* Start Given entries *

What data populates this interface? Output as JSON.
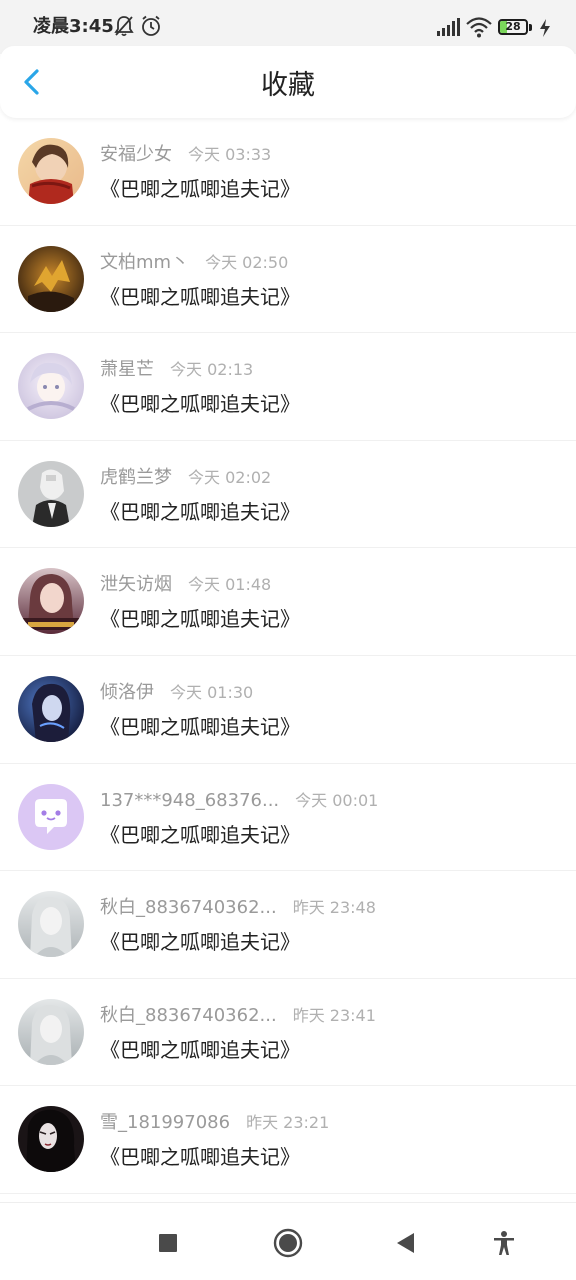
{
  "status_bar": {
    "time": "凌晨3:45",
    "battery": "28",
    "battery_level": 0.28,
    "icons": [
      "bell-off-icon",
      "alarm-icon",
      "signal-icon",
      "wifi-icon",
      "battery-icon",
      "charging-icon"
    ]
  },
  "header": {
    "title": "收藏",
    "back_icon": "chevron-left-icon",
    "accent_color": "#2aa6e8"
  },
  "items": [
    {
      "name": "安福少女",
      "time": "今天 03:33",
      "text": "《巴唧之呱唧追夫记》",
      "avatar": "avatar-photo"
    },
    {
      "name": "文柏mm丶",
      "time": "今天 02:50",
      "text": "《巴唧之呱唧追夫记》",
      "avatar": "avatar-photo"
    },
    {
      "name": "萧星芒",
      "time": "今天 02:13",
      "text": "《巴唧之呱唧追夫记》",
      "avatar": "avatar-photo"
    },
    {
      "name": "虎鹤兰梦",
      "time": "今天 02:02",
      "text": "《巴唧之呱唧追夫记》",
      "avatar": "avatar-photo"
    },
    {
      "name": "泄矢访烟",
      "time": "今天 01:48",
      "text": "《巴唧之呱唧追夫记》",
      "avatar": "avatar-photo"
    },
    {
      "name": "倾洛伊",
      "time": "今天 01:30",
      "text": "《巴唧之呱唧追夫记》",
      "avatar": "avatar-photo"
    },
    {
      "name": "137***948_68376...",
      "time": "今天 00:01",
      "text": "《巴唧之呱唧追夫记》",
      "avatar": "default-chat-avatar-icon"
    },
    {
      "name": "秋白_8836740362...",
      "time": "昨天 23:48",
      "text": "《巴唧之呱唧追夫记》",
      "avatar": "avatar-photo"
    },
    {
      "name": "秋白_8836740362...",
      "time": "昨天 23:41",
      "text": "《巴唧之呱唧追夫记》",
      "avatar": "avatar-photo"
    },
    {
      "name": "雪_181997086",
      "time": "昨天 23:21",
      "text": "《巴唧之呱唧追夫记》",
      "avatar": "avatar-photo"
    }
  ],
  "nav_bar": {
    "icons": [
      "recents-square-icon",
      "home-circle-icon",
      "back-triangle-icon",
      "accessibility-icon"
    ]
  }
}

* End Given entries *

**What is needed:**
From the entries above, select each line containing the string "name".

**Task response:**
      "name": "安福少女",
      "name": "文柏mm丶",
      "name": "萧星芒",
      "name": "虎鹤兰梦",
      "name": "泄矢访烟",
      "name": "倾洛伊",
      "name": "137***948_68376...",
      "name": "秋白_8836740362...",
      "name": "秋白_8836740362...",
      "name": "雪_181997086",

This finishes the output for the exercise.